• **TASK INSTRUCTIONS**
Quote the listing below in its entirety, omitting every image.

• **MATERIAL FOR THIS EXERCISE**
——————————

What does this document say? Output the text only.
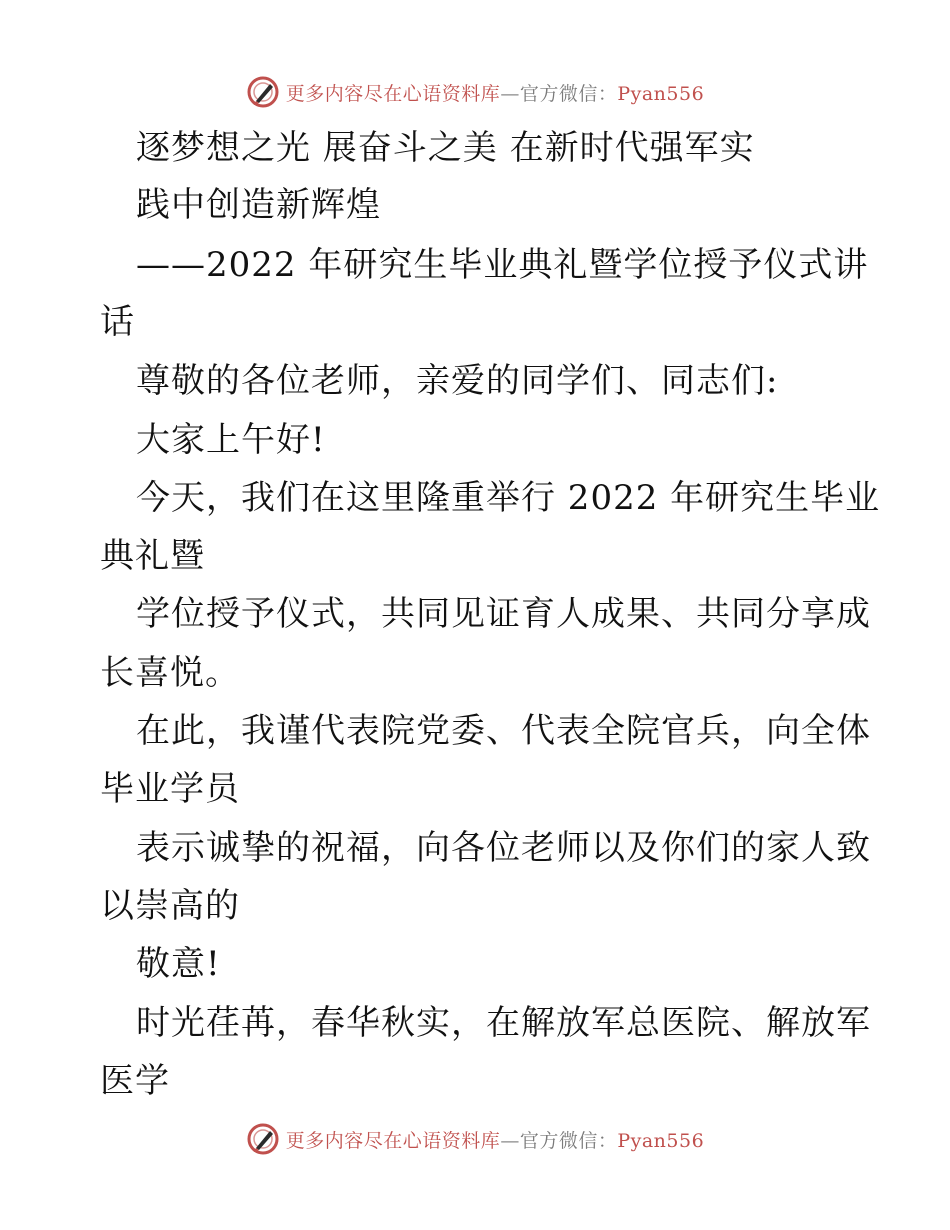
更多内容尽在心语资料库—官方微信：Pyan556
逐梦想之光 展奋斗之美 在新时代强军实
践中创造新辉煌
——2022 年研究生毕业典礼暨学位授予仪式讲
话
尊敬的各位老师，亲爱的同学们、同志们:
大家上午好!
今天，我们在这里隆重举行 2022 年研究生毕业
典礼暨
学位授予仪式，共同见证育人成果、共同分享成
长喜悦。
在此，我谨代表院党委、代表全院官兵，向全体
毕业学员
表示诚挚的祝福，向各位老师以及你们的家人致
以崇高的
敬意!
时光荏苒，春华秋实，在解放军总医院、解放军
医学
更多内容尽在心语资料库—官方微信：Pyan556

——————————

• **CORRECT ANSWER**
What does this document say? Output the text only.
更多内容尽在心语资料库—官方微信：Pyan556
逐梦想之光 展奋斗之美 在新时代强军实
践中创造新辉煌
——2022 年研究生毕业典礼暨学位授予仪式讲
话
尊敬的各位老师，亲爱的同学们、同志们:
大家上午好!
今天，我们在这里隆重举行 2022 年研究生毕业
典礼暨
学位授予仪式，共同见证育人成果、共同分享成
长喜悦。
在此，我谨代表院党委、代表全院官兵，向全体
毕业学员
表示诚挚的祝福，向各位老师以及你们的家人致
以崇高的
敬意!
时光荏苒，春华秋实，在解放军总医院、解放军
医学
更多内容尽在心语资料库—官方微信：Pyan556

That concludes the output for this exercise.